## Start

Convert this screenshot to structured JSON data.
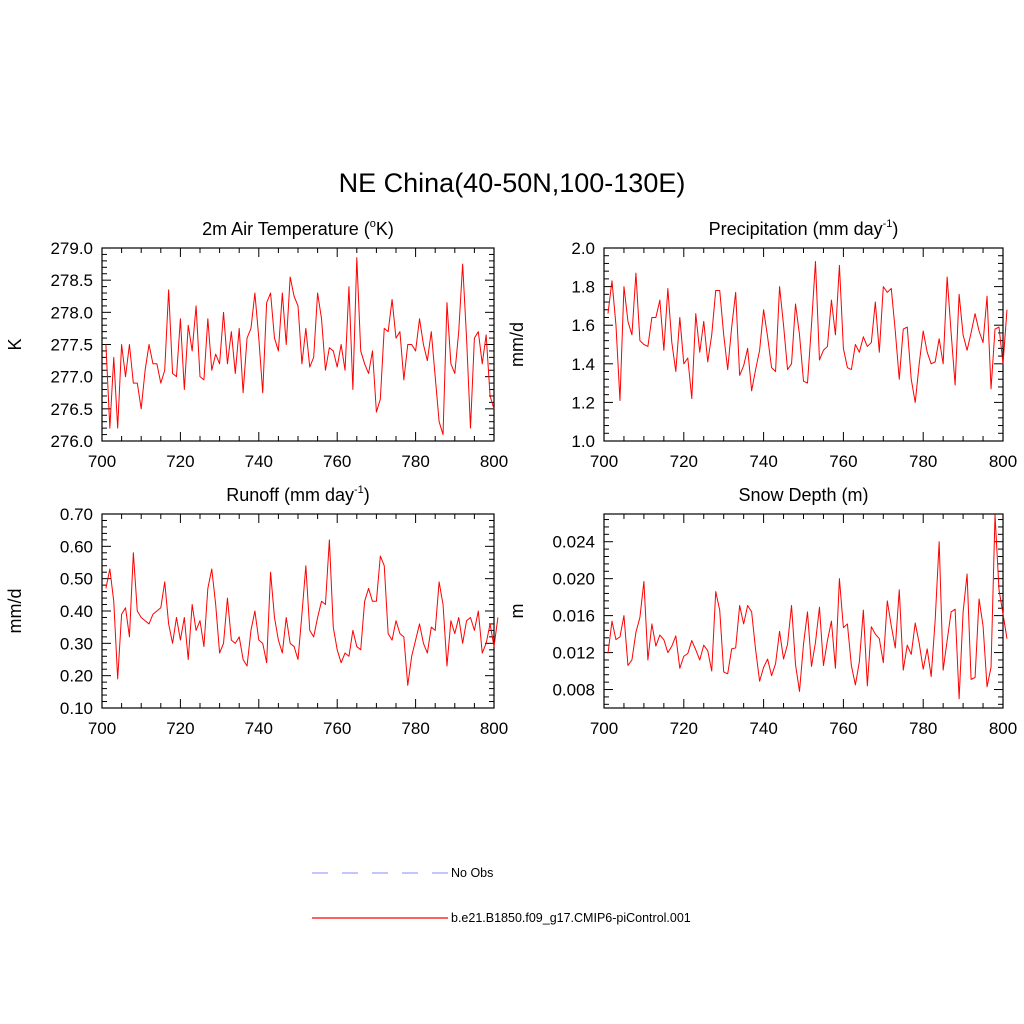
{
  "figure_title": "NE China(40-50N,100-130E)",
  "colors": {
    "model_line": "#ff0000",
    "obs_line": "#a0a0ff",
    "frame": "#000000"
  },
  "legend": [
    {
      "label": "No Obs",
      "style": "dashed",
      "color": "#a0a0ff"
    },
    {
      "label": "b.e21.B1850.f09_g17.CMIP6-piControl.001",
      "style": "solid",
      "color": "#ff0000"
    }
  ],
  "chart_data": [
    {
      "id": "tas",
      "type": "line",
      "title": "2m Air Temperature (°K)",
      "title_text": "2m Air Temperature (",
      "title_sup": "o",
      "title_tail": "K)",
      "xlabel": "",
      "ylabel": "K",
      "xlim": [
        700,
        800
      ],
      "ylim": [
        276.0,
        279.0
      ],
      "xticks": [
        700,
        720,
        740,
        760,
        780,
        800
      ],
      "xtick_labels": [
        "700",
        "720",
        "740",
        "760",
        "780",
        "800"
      ],
      "yticks": [
        276.0,
        276.5,
        277.0,
        277.5,
        278.0,
        278.5,
        279.0
      ],
      "ytick_labels": [
        "276.0",
        "276.5",
        "277.0",
        "277.5",
        "278.0",
        "278.5",
        "279.0"
      ],
      "x_start": 701,
      "values": [
        277.5,
        276.2,
        277.3,
        276.2,
        277.5,
        277.0,
        277.5,
        276.9,
        276.9,
        276.5,
        277.1,
        277.5,
        277.2,
        277.2,
        276.9,
        277.1,
        278.35,
        277.05,
        277.0,
        277.9,
        276.8,
        277.8,
        277.4,
        278.1,
        277.0,
        276.95,
        277.9,
        277.1,
        277.35,
        277.2,
        278.0,
        277.2,
        277.7,
        277.05,
        277.75,
        276.75,
        277.6,
        277.75,
        278.3,
        277.6,
        276.75,
        278.15,
        278.3,
        277.6,
        277.4,
        278.3,
        277.5,
        278.55,
        278.25,
        278.1,
        277.2,
        277.75,
        277.15,
        277.3,
        278.3,
        277.9,
        277.1,
        277.45,
        277.4,
        277.15,
        277.5,
        277.1,
        278.4,
        276.8,
        278.85,
        277.4,
        277.2,
        277.05,
        277.4,
        276.45,
        276.65,
        277.75,
        277.7,
        278.2,
        277.6,
        277.7,
        276.95,
        277.5,
        277.5,
        277.4,
        277.9,
        277.5,
        277.25,
        277.7,
        277.0,
        276.3,
        276.1,
        278.15,
        277.2,
        277.05,
        277.7,
        278.75,
        277.6,
        276.2,
        277.6,
        277.7,
        277.2,
        277.65,
        276.7,
        276.5
      ]
    },
    {
      "id": "pr",
      "type": "line",
      "title": "Precipitation (mm day-1)",
      "title_text": "Precipitation (mm day",
      "title_sup": "-1",
      "title_tail": ")",
      "xlabel": "",
      "ylabel": "mm/d",
      "xlim": [
        700,
        800
      ],
      "ylim": [
        1.0,
        2.0
      ],
      "xticks": [
        700,
        720,
        740,
        760,
        780,
        800
      ],
      "xtick_labels": [
        "700",
        "720",
        "740",
        "760",
        "780",
        "800"
      ],
      "yticks": [
        1.0,
        1.2,
        1.4,
        1.6,
        1.8,
        2.0
      ],
      "ytick_labels": [
        "1.0",
        "1.2",
        "1.4",
        "1.6",
        "1.8",
        "2.0"
      ],
      "x_start": 701,
      "values": [
        1.66,
        1.83,
        1.6,
        1.21,
        1.8,
        1.62,
        1.55,
        1.87,
        1.52,
        1.5,
        1.49,
        1.64,
        1.64,
        1.73,
        1.47,
        1.79,
        1.51,
        1.36,
        1.64,
        1.4,
        1.43,
        1.22,
        1.66,
        1.46,
        1.62,
        1.41,
        1.55,
        1.78,
        1.78,
        1.55,
        1.37,
        1.59,
        1.77,
        1.34,
        1.39,
        1.48,
        1.26,
        1.37,
        1.47,
        1.68,
        1.54,
        1.38,
        1.36,
        1.8,
        1.6,
        1.37,
        1.4,
        1.71,
        1.55,
        1.31,
        1.3,
        1.6,
        1.93,
        1.42,
        1.47,
        1.49,
        1.73,
        1.55,
        1.91,
        1.48,
        1.38,
        1.37,
        1.5,
        1.46,
        1.54,
        1.49,
        1.51,
        1.72,
        1.46,
        1.8,
        1.77,
        1.79,
        1.57,
        1.32,
        1.58,
        1.59,
        1.32,
        1.2,
        1.4,
        1.57,
        1.46,
        1.4,
        1.41,
        1.53,
        1.4,
        1.85,
        1.56,
        1.29,
        1.76,
        1.55,
        1.47,
        1.56,
        1.66,
        1.57,
        1.51,
        1.75,
        1.27,
        1.58,
        1.59,
        1.4,
        1.68
      ]
    },
    {
      "id": "mrro",
      "type": "line",
      "title": "Runoff (mm day-1)",
      "title_text": "Runoff (mm day",
      "title_sup": "-1",
      "title_tail": ")",
      "xlabel": "",
      "ylabel": "mm/d",
      "xlim": [
        700,
        800
      ],
      "ylim": [
        0.1,
        0.7
      ],
      "xticks": [
        700,
        720,
        740,
        760,
        780,
        800
      ],
      "xtick_labels": [
        "700",
        "720",
        "740",
        "760",
        "780",
        "800"
      ],
      "yticks": [
        0.1,
        0.2,
        0.3,
        0.4,
        0.5,
        0.6,
        0.7
      ],
      "ytick_labels": [
        "0.10",
        "0.20",
        "0.30",
        "0.40",
        "0.50",
        "0.60",
        "0.70"
      ],
      "x_start": 701,
      "values": [
        0.47,
        0.53,
        0.43,
        0.19,
        0.39,
        0.41,
        0.32,
        0.58,
        0.4,
        0.38,
        0.37,
        0.36,
        0.39,
        0.4,
        0.41,
        0.49,
        0.36,
        0.3,
        0.38,
        0.31,
        0.38,
        0.25,
        0.42,
        0.34,
        0.37,
        0.29,
        0.47,
        0.53,
        0.42,
        0.27,
        0.3,
        0.44,
        0.31,
        0.3,
        0.32,
        0.25,
        0.23,
        0.34,
        0.4,
        0.31,
        0.3,
        0.24,
        0.52,
        0.38,
        0.31,
        0.27,
        0.38,
        0.3,
        0.29,
        0.25,
        0.39,
        0.54,
        0.34,
        0.32,
        0.38,
        0.43,
        0.42,
        0.62,
        0.35,
        0.28,
        0.24,
        0.27,
        0.26,
        0.34,
        0.29,
        0.28,
        0.43,
        0.47,
        0.43,
        0.43,
        0.57,
        0.54,
        0.33,
        0.31,
        0.37,
        0.33,
        0.32,
        0.17,
        0.26,
        0.31,
        0.36,
        0.3,
        0.27,
        0.35,
        0.34,
        0.49,
        0.42,
        0.23,
        0.37,
        0.33,
        0.38,
        0.3,
        0.37,
        0.38,
        0.34,
        0.4,
        0.27,
        0.3,
        0.36,
        0.29,
        0.38
      ]
    },
    {
      "id": "snd",
      "type": "line",
      "title": "Snow Depth (m)",
      "title_text": "Snow Depth (m)",
      "title_sup": "",
      "title_tail": "",
      "xlabel": "",
      "ylabel": "m",
      "xlim": [
        700,
        800
      ],
      "ylim": [
        0.006,
        0.027
      ],
      "xticks": [
        700,
        720,
        740,
        760,
        780,
        800
      ],
      "xtick_labels": [
        "700",
        "720",
        "740",
        "760",
        "780",
        "800"
      ],
      "yticks": [
        0.008,
        0.012,
        0.016,
        0.02,
        0.024
      ],
      "ytick_labels": [
        "0.008",
        "0.012",
        "0.016",
        "0.020",
        "0.024"
      ],
      "x_start": 701,
      "values": [
        0.0119,
        0.0154,
        0.0134,
        0.0137,
        0.016,
        0.0106,
        0.0112,
        0.0142,
        0.0158,
        0.0197,
        0.0112,
        0.0151,
        0.0127,
        0.0139,
        0.0134,
        0.012,
        0.0127,
        0.0138,
        0.0103,
        0.0116,
        0.0119,
        0.0133,
        0.0123,
        0.0112,
        0.0128,
        0.0122,
        0.01,
        0.0186,
        0.0166,
        0.0099,
        0.0097,
        0.0124,
        0.0125,
        0.0171,
        0.0151,
        0.0171,
        0.0164,
        0.0123,
        0.0089,
        0.0104,
        0.0113,
        0.0095,
        0.0108,
        0.0143,
        0.0113,
        0.0129,
        0.0171,
        0.0107,
        0.0078,
        0.0129,
        0.0164,
        0.0105,
        0.0131,
        0.0169,
        0.0106,
        0.0133,
        0.0154,
        0.0103,
        0.02,
        0.0147,
        0.0151,
        0.0106,
        0.0085,
        0.011,
        0.0166,
        0.0084,
        0.0148,
        0.014,
        0.0135,
        0.0109,
        0.0176,
        0.0149,
        0.0125,
        0.0188,
        0.0101,
        0.0128,
        0.0118,
        0.0152,
        0.013,
        0.0102,
        0.0124,
        0.0094,
        0.0155,
        0.024,
        0.0101,
        0.0133,
        0.0164,
        0.0167,
        0.007,
        0.0164,
        0.0205,
        0.0091,
        0.0093,
        0.0178,
        0.0149,
        0.0083,
        0.0104,
        0.0269,
        0.0188,
        0.0162,
        0.0135
      ]
    }
  ]
}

## End

_What you have to do_
Filter the entries above down to the lines containing the word "ylabel".

_Exercise solution_
      "ylabel": "K",
      "ylabel": "mm/d",
      "ylabel": "mm/d",
      "ylabel": "m",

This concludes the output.